PASSAGE FOURNI
À Rouen, la Seine tient le rôle principal

LA VILLE ET LE FLEUVE (4/5). Autour de la cité normande, le fleuve n'apparaît plus comme une ligne de démarcation. Sur les quais du centre-ville rendus aux promeneurs, la renaturation a pris le pas sur la bétonisation.
La partie aval des bords de Seine avant et après les aménagements
La partie aval des bords de Seine avant et après les aménagements (Crédits : DR)

Sur la berge en pente douce du bassin, un héron et une poignée de goélands se dorent au soleil, avec en arrière-plan un bosquet touffu de jeunes arbres, plantés de fraîche date. Sur l'autre rive distante de 25 mètres, des barrières en métal ferment les lieux inaccessibles au public pour encore quelques semaines. Bienvenue devant le futur « parc & canal Camille Claudel », à Rouen.

INFORMATIONS AFFICHÉES
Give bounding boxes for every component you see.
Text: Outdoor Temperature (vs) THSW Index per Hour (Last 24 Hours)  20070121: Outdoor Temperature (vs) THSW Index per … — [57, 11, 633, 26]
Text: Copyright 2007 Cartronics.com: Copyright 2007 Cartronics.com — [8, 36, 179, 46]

TÂCHE COURTE
Reproduisez intégralement le passage fourni sur Rouen et la Seine, sans rien y modifier.

RÉPONSE
À Rouen, la Seine tient le rôle principal

LA VILLE ET LE FLEUVE (4/5). Autour de la cité normande, le fleuve n'apparaît plus comme une ligne de démarcation. Sur les quais du centre-ville rendus aux promeneurs, la renaturation a pris le pas sur la bétonisation.
La partie aval des bords de Seine avant et après les aménagements
La partie aval des bords de Seine avant et après les aménagements (Crédits : DR)

Sur la berge en pente douce du bassin, un héron et une poignée de goélands se dorent au soleil, avec en arrière-plan un bosquet touffu de jeunes arbres, plantés de fraîche date. Sur l'autre rive distante de 25 mètres, des barrières en métal ferment les lieux inaccessibles au public pour encore quelques semaines. Bienvenue devant le futur « parc & canal Camille Claudel », à Rouen.